─── DATA SUPPLIED
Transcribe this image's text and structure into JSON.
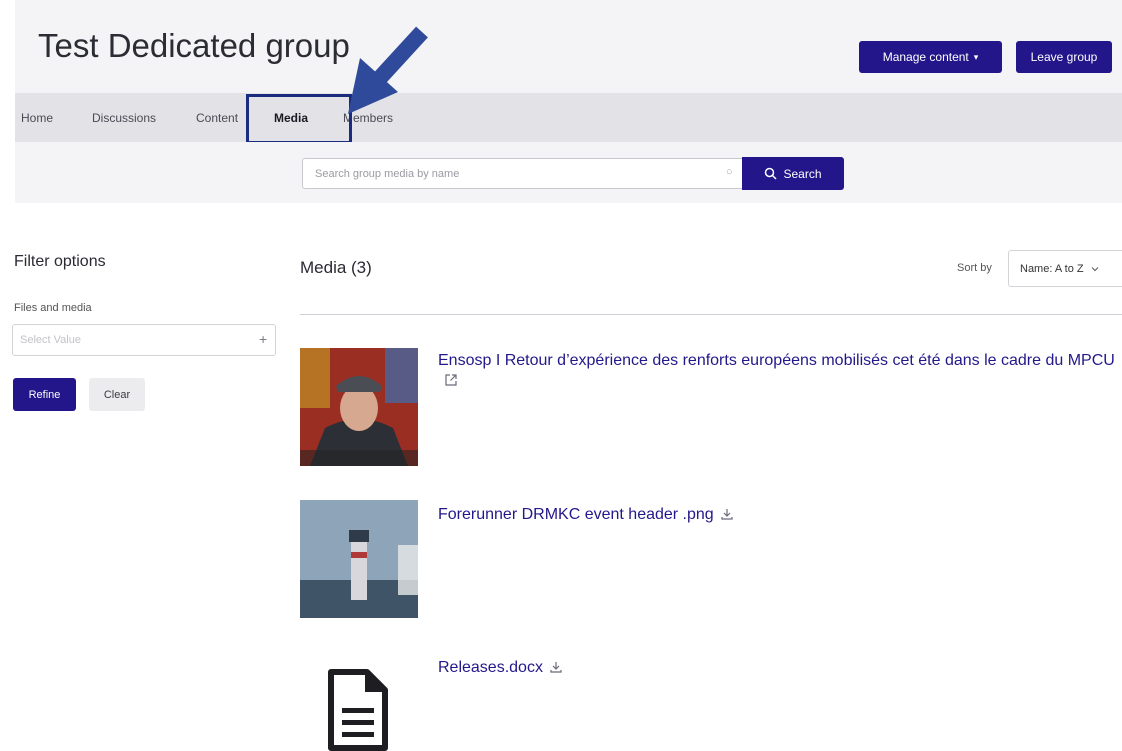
{
  "header": {
    "title": "Test Dedicated group",
    "manage_content_label": "Manage content",
    "manage_content_caret": "▾",
    "leave_group_label": "Leave group"
  },
  "tabs": [
    {
      "label": "Home"
    },
    {
      "label": "Discussions"
    },
    {
      "label": "Content"
    },
    {
      "label": "Media",
      "active": true
    },
    {
      "label": "Members"
    }
  ],
  "search": {
    "placeholder": "Search group media by name",
    "button_label": "Search"
  },
  "filters": {
    "title": "Filter options",
    "files_label": "Files and media",
    "select_placeholder": "Select Value",
    "refine_label": "Refine",
    "clear_label": "Clear"
  },
  "media": {
    "heading": "Media (3)",
    "sort_label": "Sort by",
    "sort_value": "Name: A to Z",
    "items": [
      {
        "title": "Ensosp I Retour d’expérience des renforts européens mobilisés cet été dans le cadre du MPCU",
        "type": "external-link"
      },
      {
        "title": "Forerunner DRMKC event header .png",
        "type": "download"
      },
      {
        "title": "Releases.docx",
        "type": "download"
      }
    ]
  },
  "colors": {
    "accent": "#22168a",
    "link": "#23188a",
    "annotation": "#1a2c80"
  },
  "icons": [
    "search-icon",
    "external-link-icon",
    "download-icon",
    "document-icon",
    "plus-icon",
    "chevron-down-icon",
    "clear-search-icon"
  ]
}
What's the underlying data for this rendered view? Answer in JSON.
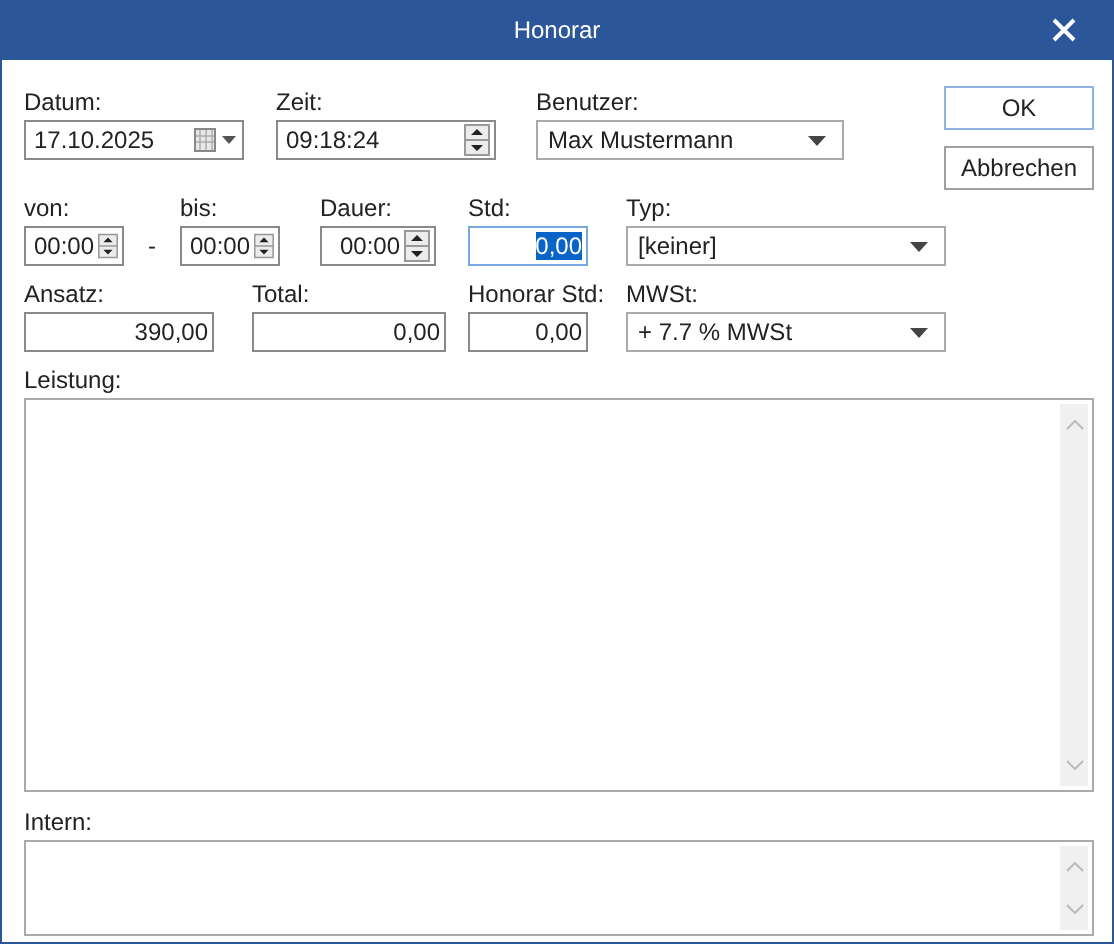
{
  "window": {
    "title": "Honorar"
  },
  "rows": [
    [
      {
        "kind": "date",
        "label": "Datum:",
        "value": "17.10.2025"
      },
      {
        "kind": "time",
        "label": "Zeit:",
        "value": "09:18:24"
      },
      {
        "kind": "dropdown",
        "label": "Benutzer:",
        "value": "Max Mustermann"
      }
    ],
    [
      {
        "kind": "spin",
        "label": "von:",
        "value": "00:00"
      },
      {
        "kind": "separator",
        "value": "-"
      },
      {
        "kind": "spin",
        "label": "bis:",
        "value": "00:00"
      },
      {
        "kind": "spin",
        "label": "Dauer:",
        "value": "00:00"
      },
      {
        "kind": "text",
        "label": "Std:",
        "value": "0,00",
        "focused": true
      },
      {
        "kind": "dropdown",
        "label": "Typ:",
        "value": "[keiner]"
      }
    ],
    [
      {
        "kind": "text",
        "label": "Ansatz:",
        "value": "390,00",
        "focused": false
      },
      {
        "kind": "text",
        "label": "Total:",
        "value": "0,00",
        "focused": false
      },
      {
        "kind": "text",
        "label": "Honorar Std:",
        "value": "0,00",
        "focused": false
      },
      {
        "kind": "dropdown",
        "label": "MWSt:",
        "value": "+ 7.7 % MWSt"
      }
    ]
  ],
  "buttons": [
    {
      "label": "OK",
      "default": true
    },
    {
      "label": "Abbrechen",
      "default": false
    }
  ],
  "memos": [
    {
      "label": "Leistung:"
    },
    {
      "label": "Intern:"
    }
  ]
}
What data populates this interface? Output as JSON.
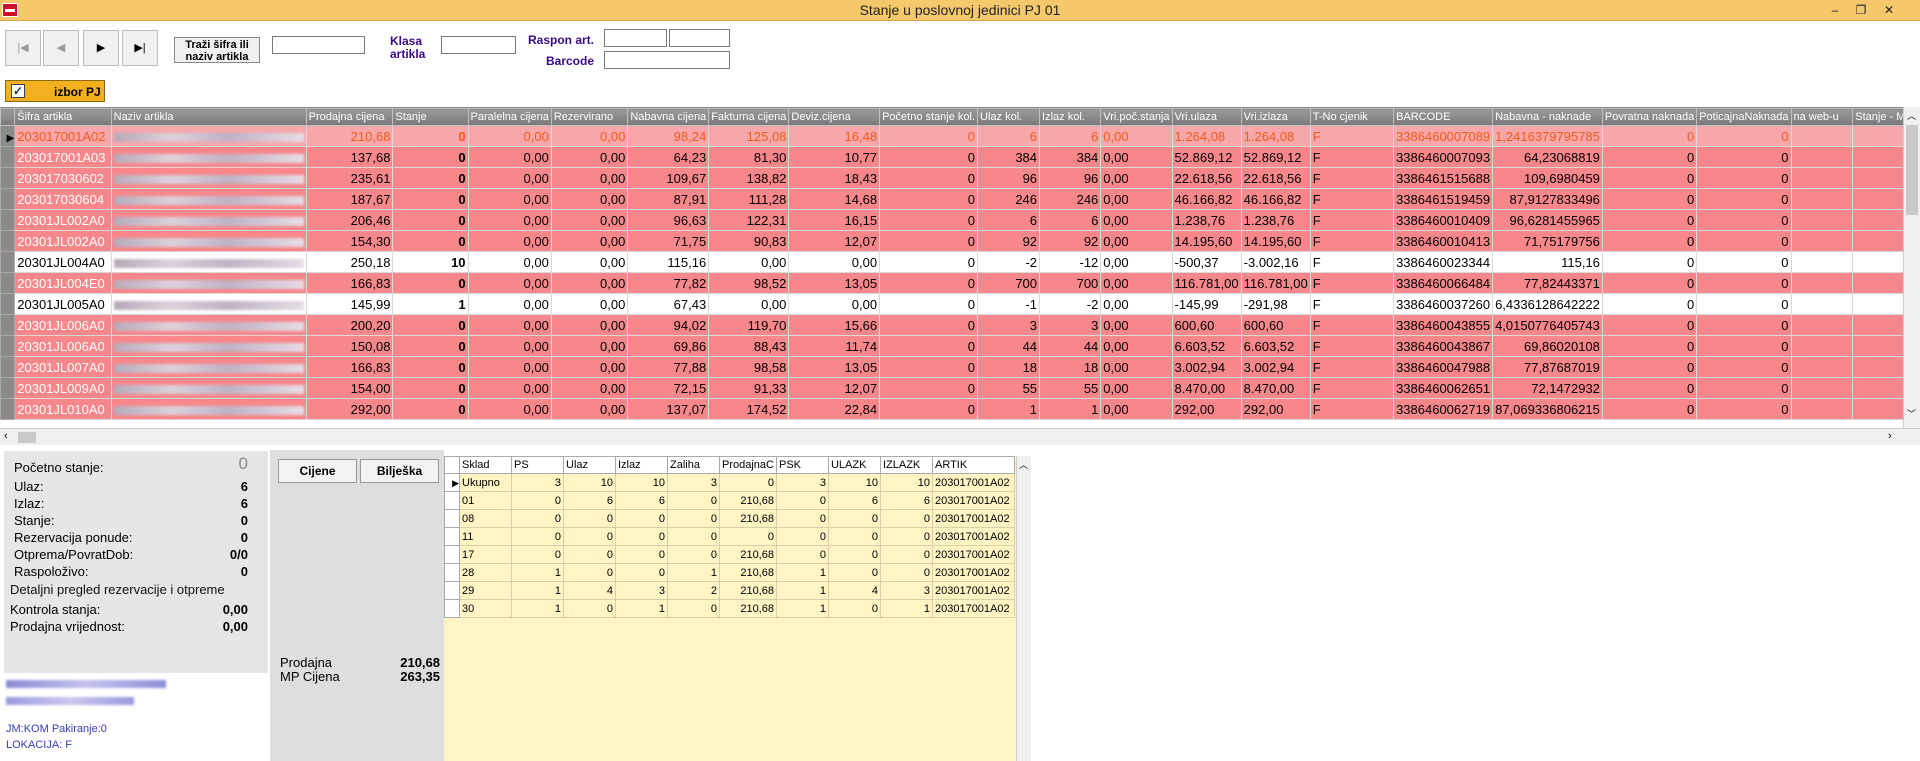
{
  "window": {
    "title": "Stanje u poslovnoj jedinici PJ 01",
    "controls": [
      "‒",
      "❐",
      "✕"
    ]
  },
  "toolbar": {
    "nav": [
      "|◀",
      "◀",
      "▶",
      "▶|"
    ],
    "search_button": "Traži šifra ili naziv artikla",
    "klasa_label": "Klasa artikla",
    "raspon_label": "Raspon art.",
    "barcode_label": "Barcode",
    "izbor_label": "izbor PJ"
  },
  "grid": {
    "columns": [
      "Šifra artikla",
      "Naziv artikla",
      "Prodajna cijena",
      "Stanje",
      "Paralelna cijena",
      "Rezervirano",
      "Nabavna cijena",
      "Fakturna cijena",
      "Deviz.cijena",
      "Početno stanje kol.",
      "Ulaz kol.",
      "Izlaz kol.",
      "Vri.poč.stanja",
      "Vri.ulaza",
      "Vri.izlaza",
      "T-No cjenik",
      "BARCODE",
      "Nabavna - naknade",
      "Povratna naknada",
      "PoticajnaNaknada",
      "na web-u",
      "Stanje - Min."
    ],
    "rows": [
      {
        "style": "sel",
        "cells": [
          "203017001A02",
          "",
          "210,68",
          "0",
          "0,00",
          "0,00",
          "98,24",
          "125,08",
          "16,48",
          "0",
          "6",
          "6",
          "0,00",
          "1.264,08",
          "1.264,08",
          "F",
          "3386460007089",
          "1,2416379795785",
          "0",
          "0",
          "",
          ""
        ]
      },
      {
        "style": "red",
        "cells": [
          "203017001A03",
          "",
          "137,68",
          "0",
          "0,00",
          "0,00",
          "64,23",
          "81,30",
          "10,77",
          "0",
          "384",
          "384",
          "0,00",
          "52.869,12",
          "52.869,12",
          "F",
          "3386460007093",
          "64,23068819",
          "0",
          "0",
          "",
          ""
        ]
      },
      {
        "style": "red",
        "cells": [
          "203017030602",
          "",
          "235,61",
          "0",
          "0,00",
          "0,00",
          "109,67",
          "138,82",
          "18,43",
          "0",
          "96",
          "96",
          "0,00",
          "22.618,56",
          "22.618,56",
          "F",
          "3386461515688",
          "109,6980459",
          "0",
          "0",
          "",
          ""
        ]
      },
      {
        "style": "red",
        "cells": [
          "203017030604",
          "",
          "187,67",
          "0",
          "0,00",
          "0,00",
          "87,91",
          "111,28",
          "14,68",
          "0",
          "246",
          "246",
          "0,00",
          "46.166,82",
          "46.166,82",
          "F",
          "3386461519459",
          "87,9127833496",
          "0",
          "0",
          "",
          ""
        ]
      },
      {
        "style": "red",
        "cells": [
          "20301JL002A0",
          "",
          "206,46",
          "0",
          "0,00",
          "0,00",
          "96,63",
          "122,31",
          "16,15",
          "0",
          "6",
          "6",
          "0,00",
          "1.238,76",
          "1.238,76",
          "F",
          "3386460010409",
          "96,6281455965",
          "0",
          "0",
          "",
          ""
        ]
      },
      {
        "style": "red",
        "cells": [
          "20301JL002A0",
          "",
          "154,30",
          "0",
          "0,00",
          "0,00",
          "71,75",
          "90,83",
          "12,07",
          "0",
          "92",
          "92",
          "0,00",
          "14.195,60",
          "14.195,60",
          "F",
          "3386460010413",
          "71,75179756",
          "0",
          "0",
          "",
          ""
        ]
      },
      {
        "style": "white",
        "cells": [
          "20301JL004A0",
          "",
          "250,18",
          "10",
          "0,00",
          "0,00",
          "115,16",
          "0,00",
          "0,00",
          "0",
          "-2",
          "-12",
          "0,00",
          "-500,37",
          "-3.002,16",
          "F",
          "3386460023344",
          "115,16",
          "0",
          "0",
          "",
          ""
        ]
      },
      {
        "style": "red",
        "cells": [
          "20301JL004E0",
          "",
          "166,83",
          "0",
          "0,00",
          "0,00",
          "77,82",
          "98,52",
          "13,05",
          "0",
          "700",
          "700",
          "0,00",
          "116.781,00",
          "116.781,00",
          "F",
          "3386460066484",
          "77,82443371",
          "0",
          "0",
          "",
          ""
        ]
      },
      {
        "style": "white",
        "cells": [
          "20301JL005A0",
          "",
          "145,99",
          "1",
          "0,00",
          "0,00",
          "67,43",
          "0,00",
          "0,00",
          "0",
          "-1",
          "-2",
          "0,00",
          "-145,99",
          "-291,98",
          "F",
          "3386460037260",
          "6,4336128642222",
          "0",
          "0",
          "",
          ""
        ]
      },
      {
        "style": "red",
        "cells": [
          "20301JL006A0",
          "",
          "200,20",
          "0",
          "0,00",
          "0,00",
          "94,02",
          "119,70",
          "15,66",
          "0",
          "3",
          "3",
          "0,00",
          "600,60",
          "600,60",
          "F",
          "3386460043855",
          "4,0150776405743",
          "0",
          "0",
          "",
          ""
        ]
      },
      {
        "style": "red",
        "cells": [
          "20301JL006A0",
          "",
          "150,08",
          "0",
          "0,00",
          "0,00",
          "69,86",
          "88,43",
          "11,74",
          "0",
          "44",
          "44",
          "0,00",
          "6.603,52",
          "6.603,52",
          "F",
          "3386460043867",
          "69,86020108",
          "0",
          "0",
          "",
          ""
        ]
      },
      {
        "style": "red",
        "cells": [
          "20301JL007A0",
          "",
          "166,83",
          "0",
          "0,00",
          "0,00",
          "77,88",
          "98,58",
          "13,05",
          "0",
          "18",
          "18",
          "0,00",
          "3.002,94",
          "3.002,94",
          "F",
          "3386460047988",
          "77,87687019",
          "0",
          "0",
          "",
          ""
        ]
      },
      {
        "style": "red",
        "cells": [
          "20301JL009A0",
          "",
          "154,00",
          "0",
          "0,00",
          "0,00",
          "72,15",
          "91,33",
          "12,07",
          "0",
          "55",
          "55",
          "0,00",
          "8.470,00",
          "8.470,00",
          "F",
          "3386460062651",
          "72,1472932",
          "0",
          "0",
          "",
          ""
        ]
      },
      {
        "style": "red",
        "cells": [
          "20301JL010A0",
          "",
          "292,00",
          "0",
          "0,00",
          "0,00",
          "137,07",
          "174,52",
          "22,84",
          "0",
          "1",
          "1",
          "0,00",
          "292,00",
          "292,00",
          "F",
          "3386460062719",
          "87,069336806215",
          "0",
          "0",
          "",
          ""
        ]
      }
    ]
  },
  "summary": {
    "pocetno_label": "Početno stanje:",
    "pocetno_value": "0",
    "ulaz_label": "Ulaz:",
    "ulaz_value": "6",
    "izlaz_label": "Izlaz:",
    "izlaz_value": "6",
    "stanje_label": "Stanje:",
    "stanje_value": "0",
    "rez_label": "Rezervacija ponude:",
    "rez_value": "0",
    "otp_label": "Otprema/PovratDob:",
    "otp_value": "0/0",
    "rasp_label": "Raspoloživo:",
    "rasp_value": "0",
    "detail_link": "Detaljni pregled rezervacije i otpreme",
    "kontrola_label": "Kontrola stanja:",
    "kontrola_value": "0,00",
    "prodvr_label": "Prodajna vrijednost:",
    "prodvr_value": "0,00",
    "jm_text": "JM:KOM Pakiranje:0",
    "lokacija_text": "LOKACIJA:  F"
  },
  "tabs": [
    "Cijene",
    "Bilješka"
  ],
  "prices": {
    "prodajna_label": "Prodajna",
    "prodajna_value": "210,68",
    "mp_label": "MP Cijena",
    "mp_value": "263,35"
  },
  "subgrid": {
    "columns": [
      "Sklad",
      "PS",
      "Ulaz",
      "Izlaz",
      "Zaliha",
      "ProdajnaC",
      "PSK",
      "ULAZK",
      "IZLAZK",
      "ARTIK"
    ],
    "rows": [
      [
        "Ukupno",
        "3",
        "10",
        "10",
        "3",
        "0",
        "3",
        "10",
        "10",
        "203017001A02"
      ],
      [
        "01",
        "0",
        "6",
        "6",
        "0",
        "210,68",
        "0",
        "6",
        "6",
        "203017001A02"
      ],
      [
        "08",
        "0",
        "0",
        "0",
        "0",
        "210,68",
        "0",
        "0",
        "0",
        "203017001A02"
      ],
      [
        "11",
        "0",
        "0",
        "0",
        "0",
        "0",
        "0",
        "0",
        "0",
        "203017001A02"
      ],
      [
        "17",
        "0",
        "0",
        "0",
        "0",
        "210,68",
        "0",
        "0",
        "0",
        "203017001A02"
      ],
      [
        "28",
        "1",
        "0",
        "0",
        "1",
        "210,68",
        "1",
        "0",
        "0",
        "203017001A02"
      ],
      [
        "29",
        "1",
        "4",
        "3",
        "2",
        "210,68",
        "1",
        "4",
        "3",
        "203017001A02"
      ],
      [
        "30",
        "1",
        "0",
        "1",
        "0",
        "210,68",
        "1",
        "0",
        "1",
        "203017001A02"
      ]
    ]
  }
}
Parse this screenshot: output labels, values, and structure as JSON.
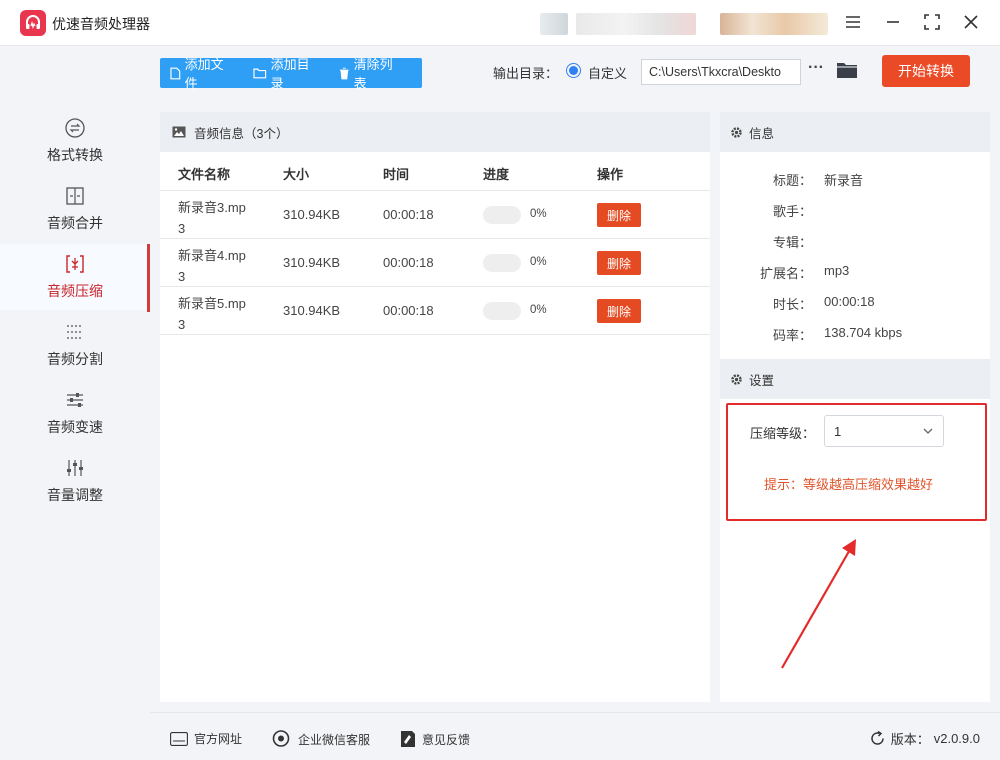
──────
*REQUIREMENTS*
Give the count of lines holding the word "title" and nothing more.

*RESULT*
7